__Written request__. In the data below, find each line containing the string "name" and return it.
• • • •
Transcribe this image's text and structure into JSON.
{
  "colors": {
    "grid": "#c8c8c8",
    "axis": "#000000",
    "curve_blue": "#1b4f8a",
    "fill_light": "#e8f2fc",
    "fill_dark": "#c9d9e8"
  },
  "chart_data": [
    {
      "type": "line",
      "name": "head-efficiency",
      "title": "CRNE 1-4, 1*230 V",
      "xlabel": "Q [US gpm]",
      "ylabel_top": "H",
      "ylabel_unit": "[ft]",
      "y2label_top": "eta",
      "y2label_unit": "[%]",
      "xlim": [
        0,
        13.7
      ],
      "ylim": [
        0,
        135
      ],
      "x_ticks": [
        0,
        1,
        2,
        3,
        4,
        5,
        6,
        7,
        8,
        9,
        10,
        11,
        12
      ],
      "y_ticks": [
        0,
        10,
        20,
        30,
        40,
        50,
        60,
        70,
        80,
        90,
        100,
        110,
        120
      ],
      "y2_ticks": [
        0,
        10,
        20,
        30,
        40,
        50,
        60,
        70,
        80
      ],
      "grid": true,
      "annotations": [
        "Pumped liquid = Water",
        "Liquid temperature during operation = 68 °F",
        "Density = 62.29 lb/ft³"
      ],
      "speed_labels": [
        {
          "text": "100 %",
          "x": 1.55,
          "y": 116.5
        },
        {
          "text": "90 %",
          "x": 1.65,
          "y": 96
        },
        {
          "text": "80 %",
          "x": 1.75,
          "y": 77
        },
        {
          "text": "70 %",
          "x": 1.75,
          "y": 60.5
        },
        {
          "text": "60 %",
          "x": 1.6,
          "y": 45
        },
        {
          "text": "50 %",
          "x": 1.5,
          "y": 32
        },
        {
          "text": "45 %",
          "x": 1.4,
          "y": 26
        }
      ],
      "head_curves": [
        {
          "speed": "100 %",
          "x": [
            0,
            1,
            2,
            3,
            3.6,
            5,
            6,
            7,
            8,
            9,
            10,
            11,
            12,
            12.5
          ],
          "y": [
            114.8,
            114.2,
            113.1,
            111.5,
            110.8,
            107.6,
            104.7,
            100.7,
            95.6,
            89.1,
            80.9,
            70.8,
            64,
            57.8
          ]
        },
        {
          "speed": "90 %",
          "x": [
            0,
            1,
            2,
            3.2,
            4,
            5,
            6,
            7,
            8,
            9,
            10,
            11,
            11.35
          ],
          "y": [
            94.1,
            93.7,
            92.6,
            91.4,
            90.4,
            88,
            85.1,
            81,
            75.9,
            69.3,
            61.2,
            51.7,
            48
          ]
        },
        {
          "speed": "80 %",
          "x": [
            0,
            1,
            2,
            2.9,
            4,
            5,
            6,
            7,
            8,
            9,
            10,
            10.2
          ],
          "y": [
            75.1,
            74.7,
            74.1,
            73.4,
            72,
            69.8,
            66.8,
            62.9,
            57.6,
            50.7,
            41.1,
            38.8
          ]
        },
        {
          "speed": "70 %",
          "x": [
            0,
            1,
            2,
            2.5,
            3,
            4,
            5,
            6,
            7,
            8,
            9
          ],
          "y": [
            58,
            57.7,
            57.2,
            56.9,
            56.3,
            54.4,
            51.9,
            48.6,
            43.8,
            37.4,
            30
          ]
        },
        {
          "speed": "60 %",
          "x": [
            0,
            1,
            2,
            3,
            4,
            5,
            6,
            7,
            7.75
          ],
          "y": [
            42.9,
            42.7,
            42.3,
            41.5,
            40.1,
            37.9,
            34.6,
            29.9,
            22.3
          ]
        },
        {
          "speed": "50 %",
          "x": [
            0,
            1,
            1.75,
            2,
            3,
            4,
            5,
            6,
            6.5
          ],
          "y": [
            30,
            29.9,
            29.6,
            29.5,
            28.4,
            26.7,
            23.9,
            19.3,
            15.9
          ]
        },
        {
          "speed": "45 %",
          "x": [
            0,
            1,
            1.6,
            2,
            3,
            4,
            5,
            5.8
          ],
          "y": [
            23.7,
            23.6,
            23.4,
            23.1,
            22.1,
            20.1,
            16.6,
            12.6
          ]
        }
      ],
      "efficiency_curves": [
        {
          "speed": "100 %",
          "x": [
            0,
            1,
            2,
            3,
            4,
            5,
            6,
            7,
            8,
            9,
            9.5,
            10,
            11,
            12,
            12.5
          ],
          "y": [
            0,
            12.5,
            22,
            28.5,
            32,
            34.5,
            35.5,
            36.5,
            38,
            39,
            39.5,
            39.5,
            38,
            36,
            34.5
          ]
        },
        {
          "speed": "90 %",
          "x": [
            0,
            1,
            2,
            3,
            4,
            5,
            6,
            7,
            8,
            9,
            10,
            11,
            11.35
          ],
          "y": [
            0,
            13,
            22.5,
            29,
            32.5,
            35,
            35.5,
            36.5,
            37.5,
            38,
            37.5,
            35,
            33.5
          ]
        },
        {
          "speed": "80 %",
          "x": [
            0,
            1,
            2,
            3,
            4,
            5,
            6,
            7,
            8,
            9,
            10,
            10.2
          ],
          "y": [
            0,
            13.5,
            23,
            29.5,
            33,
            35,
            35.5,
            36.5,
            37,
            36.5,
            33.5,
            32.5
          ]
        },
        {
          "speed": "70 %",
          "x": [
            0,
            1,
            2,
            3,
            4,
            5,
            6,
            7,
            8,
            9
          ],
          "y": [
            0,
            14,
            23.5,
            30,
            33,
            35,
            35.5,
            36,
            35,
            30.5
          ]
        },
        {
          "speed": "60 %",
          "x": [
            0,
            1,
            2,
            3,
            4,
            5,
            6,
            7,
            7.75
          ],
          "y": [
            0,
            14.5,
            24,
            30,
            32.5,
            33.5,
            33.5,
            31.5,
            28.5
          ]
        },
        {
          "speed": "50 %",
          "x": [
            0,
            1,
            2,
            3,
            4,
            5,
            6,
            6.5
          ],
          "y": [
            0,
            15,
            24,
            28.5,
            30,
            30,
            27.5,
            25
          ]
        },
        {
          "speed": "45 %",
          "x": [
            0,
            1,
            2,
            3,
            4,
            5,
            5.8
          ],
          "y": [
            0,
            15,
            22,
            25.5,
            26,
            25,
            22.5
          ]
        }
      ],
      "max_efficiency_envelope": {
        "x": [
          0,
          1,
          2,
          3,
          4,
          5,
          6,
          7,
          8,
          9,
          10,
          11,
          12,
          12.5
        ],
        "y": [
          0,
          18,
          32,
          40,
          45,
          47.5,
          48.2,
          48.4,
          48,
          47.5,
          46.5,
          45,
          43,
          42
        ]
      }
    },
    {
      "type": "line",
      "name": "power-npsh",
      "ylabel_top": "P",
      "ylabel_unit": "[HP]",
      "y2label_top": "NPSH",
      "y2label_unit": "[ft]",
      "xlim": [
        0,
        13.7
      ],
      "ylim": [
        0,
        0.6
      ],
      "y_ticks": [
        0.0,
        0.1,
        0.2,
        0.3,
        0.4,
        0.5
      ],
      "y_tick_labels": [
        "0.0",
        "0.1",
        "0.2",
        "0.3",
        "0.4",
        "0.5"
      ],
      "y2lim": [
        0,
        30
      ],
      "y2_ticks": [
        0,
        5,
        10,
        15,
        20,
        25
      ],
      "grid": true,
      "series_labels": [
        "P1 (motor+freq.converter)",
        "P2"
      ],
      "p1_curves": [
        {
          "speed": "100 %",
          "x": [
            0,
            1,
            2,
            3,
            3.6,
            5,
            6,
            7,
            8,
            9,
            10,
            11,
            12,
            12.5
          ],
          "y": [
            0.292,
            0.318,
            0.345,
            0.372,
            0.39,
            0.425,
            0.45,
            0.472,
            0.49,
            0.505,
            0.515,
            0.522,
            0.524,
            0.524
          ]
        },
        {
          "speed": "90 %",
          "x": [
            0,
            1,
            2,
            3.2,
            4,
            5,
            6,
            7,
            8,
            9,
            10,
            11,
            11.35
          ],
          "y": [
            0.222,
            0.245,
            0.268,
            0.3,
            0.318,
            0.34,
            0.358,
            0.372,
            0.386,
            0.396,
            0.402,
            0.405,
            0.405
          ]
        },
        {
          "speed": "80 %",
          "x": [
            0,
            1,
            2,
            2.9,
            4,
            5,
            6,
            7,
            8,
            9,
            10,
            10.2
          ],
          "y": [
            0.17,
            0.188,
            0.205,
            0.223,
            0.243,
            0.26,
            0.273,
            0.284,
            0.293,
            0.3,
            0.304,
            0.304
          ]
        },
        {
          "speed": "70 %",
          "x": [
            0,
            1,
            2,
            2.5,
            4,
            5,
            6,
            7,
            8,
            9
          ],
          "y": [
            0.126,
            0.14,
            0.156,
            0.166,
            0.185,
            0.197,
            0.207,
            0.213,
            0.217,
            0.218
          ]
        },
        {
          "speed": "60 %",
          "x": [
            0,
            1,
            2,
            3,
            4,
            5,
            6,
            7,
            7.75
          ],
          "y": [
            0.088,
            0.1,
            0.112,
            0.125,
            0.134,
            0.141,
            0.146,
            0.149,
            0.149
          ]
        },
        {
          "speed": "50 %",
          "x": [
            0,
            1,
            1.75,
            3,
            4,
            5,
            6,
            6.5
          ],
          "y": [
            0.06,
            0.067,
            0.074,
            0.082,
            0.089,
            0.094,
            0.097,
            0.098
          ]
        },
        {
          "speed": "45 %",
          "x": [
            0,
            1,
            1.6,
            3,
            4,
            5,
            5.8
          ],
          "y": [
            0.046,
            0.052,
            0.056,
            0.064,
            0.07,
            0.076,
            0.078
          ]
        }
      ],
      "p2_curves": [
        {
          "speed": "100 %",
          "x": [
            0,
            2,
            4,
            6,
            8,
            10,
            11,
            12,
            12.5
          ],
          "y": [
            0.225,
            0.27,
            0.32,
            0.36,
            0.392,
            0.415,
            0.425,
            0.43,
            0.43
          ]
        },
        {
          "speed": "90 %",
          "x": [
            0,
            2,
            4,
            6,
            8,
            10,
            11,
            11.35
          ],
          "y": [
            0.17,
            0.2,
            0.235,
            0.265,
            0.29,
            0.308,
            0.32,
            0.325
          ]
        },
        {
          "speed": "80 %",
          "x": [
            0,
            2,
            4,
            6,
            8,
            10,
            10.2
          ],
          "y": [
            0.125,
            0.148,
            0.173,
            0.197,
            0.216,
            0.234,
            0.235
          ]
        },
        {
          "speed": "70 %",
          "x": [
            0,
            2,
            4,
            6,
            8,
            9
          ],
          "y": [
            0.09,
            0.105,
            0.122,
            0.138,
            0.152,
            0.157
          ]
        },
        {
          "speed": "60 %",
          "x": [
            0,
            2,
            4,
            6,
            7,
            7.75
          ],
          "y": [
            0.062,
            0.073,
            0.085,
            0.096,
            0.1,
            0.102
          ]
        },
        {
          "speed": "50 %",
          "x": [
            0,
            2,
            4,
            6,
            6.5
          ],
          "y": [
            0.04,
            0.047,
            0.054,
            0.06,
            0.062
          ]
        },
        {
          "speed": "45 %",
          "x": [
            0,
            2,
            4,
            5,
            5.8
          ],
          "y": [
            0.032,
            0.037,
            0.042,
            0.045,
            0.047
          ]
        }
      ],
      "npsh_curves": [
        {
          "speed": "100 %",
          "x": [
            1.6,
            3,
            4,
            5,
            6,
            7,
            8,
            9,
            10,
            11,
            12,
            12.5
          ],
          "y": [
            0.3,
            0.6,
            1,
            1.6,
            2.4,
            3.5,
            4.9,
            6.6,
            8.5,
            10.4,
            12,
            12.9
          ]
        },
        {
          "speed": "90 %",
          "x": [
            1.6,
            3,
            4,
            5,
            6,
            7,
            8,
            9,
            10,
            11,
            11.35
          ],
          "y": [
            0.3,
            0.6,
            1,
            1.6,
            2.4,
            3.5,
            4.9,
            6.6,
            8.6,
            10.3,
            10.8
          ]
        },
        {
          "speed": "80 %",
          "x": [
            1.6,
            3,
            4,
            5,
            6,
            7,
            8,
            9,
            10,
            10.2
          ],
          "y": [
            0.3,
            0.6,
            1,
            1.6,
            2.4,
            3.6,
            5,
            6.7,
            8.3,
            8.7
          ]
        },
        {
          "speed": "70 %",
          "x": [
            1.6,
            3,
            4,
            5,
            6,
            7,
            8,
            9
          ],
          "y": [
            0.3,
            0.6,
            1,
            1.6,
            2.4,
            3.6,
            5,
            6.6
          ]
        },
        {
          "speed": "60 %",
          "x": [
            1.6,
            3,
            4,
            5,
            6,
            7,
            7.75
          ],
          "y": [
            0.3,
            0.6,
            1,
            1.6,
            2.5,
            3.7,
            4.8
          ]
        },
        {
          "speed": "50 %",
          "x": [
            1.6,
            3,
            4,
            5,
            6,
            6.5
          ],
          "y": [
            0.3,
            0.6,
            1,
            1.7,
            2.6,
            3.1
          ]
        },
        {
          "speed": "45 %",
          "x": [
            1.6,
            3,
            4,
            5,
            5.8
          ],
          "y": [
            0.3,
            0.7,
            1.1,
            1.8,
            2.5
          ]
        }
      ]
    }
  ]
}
• • • •
__Result of this task__.
      "name": "head-efficiency",
      "name": "power-npsh",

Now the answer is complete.